== Input ==

####################

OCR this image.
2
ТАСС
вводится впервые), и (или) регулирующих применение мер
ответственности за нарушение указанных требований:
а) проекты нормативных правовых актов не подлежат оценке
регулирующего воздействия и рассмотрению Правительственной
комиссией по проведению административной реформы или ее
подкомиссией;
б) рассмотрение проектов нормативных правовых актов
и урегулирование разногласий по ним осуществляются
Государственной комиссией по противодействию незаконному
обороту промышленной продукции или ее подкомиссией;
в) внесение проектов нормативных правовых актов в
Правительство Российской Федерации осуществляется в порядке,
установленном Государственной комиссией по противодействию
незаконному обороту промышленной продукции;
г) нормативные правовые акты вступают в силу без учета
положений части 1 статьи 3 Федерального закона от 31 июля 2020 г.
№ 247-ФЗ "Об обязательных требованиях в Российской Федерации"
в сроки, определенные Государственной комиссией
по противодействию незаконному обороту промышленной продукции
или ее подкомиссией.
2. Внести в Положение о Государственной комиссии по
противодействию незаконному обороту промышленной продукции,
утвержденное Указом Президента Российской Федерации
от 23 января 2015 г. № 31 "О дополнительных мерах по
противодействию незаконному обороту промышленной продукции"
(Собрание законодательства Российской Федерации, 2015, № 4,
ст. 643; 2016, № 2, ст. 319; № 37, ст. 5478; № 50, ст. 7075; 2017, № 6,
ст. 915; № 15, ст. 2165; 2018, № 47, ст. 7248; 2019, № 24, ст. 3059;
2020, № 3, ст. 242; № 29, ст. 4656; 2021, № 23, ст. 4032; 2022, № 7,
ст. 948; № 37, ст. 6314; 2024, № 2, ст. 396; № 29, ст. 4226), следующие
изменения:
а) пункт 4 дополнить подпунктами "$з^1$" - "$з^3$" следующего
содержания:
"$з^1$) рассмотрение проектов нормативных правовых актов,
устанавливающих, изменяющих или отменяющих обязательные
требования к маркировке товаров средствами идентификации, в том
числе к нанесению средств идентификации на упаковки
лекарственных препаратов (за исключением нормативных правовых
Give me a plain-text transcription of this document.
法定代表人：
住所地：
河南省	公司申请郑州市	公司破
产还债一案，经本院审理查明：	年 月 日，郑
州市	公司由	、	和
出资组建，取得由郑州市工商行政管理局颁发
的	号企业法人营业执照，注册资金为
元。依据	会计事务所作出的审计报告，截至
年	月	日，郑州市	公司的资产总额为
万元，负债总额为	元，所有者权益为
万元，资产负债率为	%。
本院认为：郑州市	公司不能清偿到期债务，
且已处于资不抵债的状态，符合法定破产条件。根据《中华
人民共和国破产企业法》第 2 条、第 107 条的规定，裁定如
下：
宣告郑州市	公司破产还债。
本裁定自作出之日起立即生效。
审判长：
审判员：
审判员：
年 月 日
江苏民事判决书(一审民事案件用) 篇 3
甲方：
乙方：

####################

== Your instructions ==
The lines above should be duplicated exactly.

== Exercise result ==
OCR this image.
2
ТАСС
вводится впервые), и (или) регулирующих применение мер
ответственности за нарушение указанных требований:
а) проекты нормативных правовых актов не подлежат оценке
регулирующего воздействия и рассмотрению Правительственной
комиссией по проведению административной реформы или ее
подкомиссией;
б) рассмотрение проектов нормативных правовых актов
и урегулирование разногласий по ним осуществляются
Государственной комиссией по противодействию незаконному
обороту промышленной продукции или ее подкомиссией;
в) внесение проектов нормативных правовых актов в
Правительство Российской Федерации осуществляется в порядке,
установленном Государственной комиссией по противодействию
незаконному обороту промышленной продукции;
г) нормативные правовые акты вступают в силу без учета
положений части 1 статьи 3 Федерального закона от 31 июля 2020 г.
№ 247-ФЗ "Об обязательных требованиях в Российской Федерации"
в сроки, определенные Государственной комиссией
по противодействию незаконному обороту промышленной продукции
или ее подкомиссией.
2. Внести в Положение о Государственной комиссии по
противодействию незаконному обороту промышленной продукции,
утвержденное Указом Президента Российской Федерации
от 23 января 2015 г. № 31 "О дополнительных мерах по
противодействию незаконному обороту промышленной продукции"
(Собрание законодательства Российской Федерации, 2015, № 4,
ст. 643; 2016, № 2, ст. 319; № 37, ст. 5478; № 50, ст. 7075; 2017, № 6,
ст. 915; № 15, ст. 2165; 2018, № 47, ст. 7248; 2019, № 24, ст. 3059;
2020, № 3, ст. 242; № 29, ст. 4656; 2021, № 23, ст. 4032; 2022, № 7,
ст. 948; № 37, ст. 6314; 2024, № 2, ст. 396; № 29, ст. 4226), следующие
изменения:
а) пункт 4 дополнить подпунктами "$з^1$" - "$з^3$" следующего
содержания:
"$з^1$) рассмотрение проектов нормативных правовых актов,
устанавливающих, изменяющих или отменяющих обязательные
требования к маркировке товаров средствами идентификации, в том
числе к нанесению средств идентификации на упаковки
лекарственных препаратов (за исключением нормативных правовых
Give me a plain-text transcription of this document.
法定代表人：
住所地：
河南省	公司申请郑州市	公司破
产还债一案，经本院审理查明：	年 月 日，郑
州市	公司由	、	和
出资组建，取得由郑州市工商行政管理局颁发
的	号企业法人营业执照，注册资金为
元。依据	会计事务所作出的审计报告，截至
年	月	日，郑州市	公司的资产总额为
万元，负债总额为	元，所有者权益为
万元，资产负债率为	%。
本院认为：郑州市	公司不能清偿到期债务，
且已处于资不抵债的状态，符合法定破产条件。根据《中华
人民共和国破产企业法》第 2 条、第 107 条的规定，裁定如
下：
宣告郑州市	公司破产还债。
本裁定自作出之日起立即生效。
审判长：
审判员：
审判员：
年 月 日
江苏民事判决书(一审民事案件用) 篇 3
甲方：
乙方：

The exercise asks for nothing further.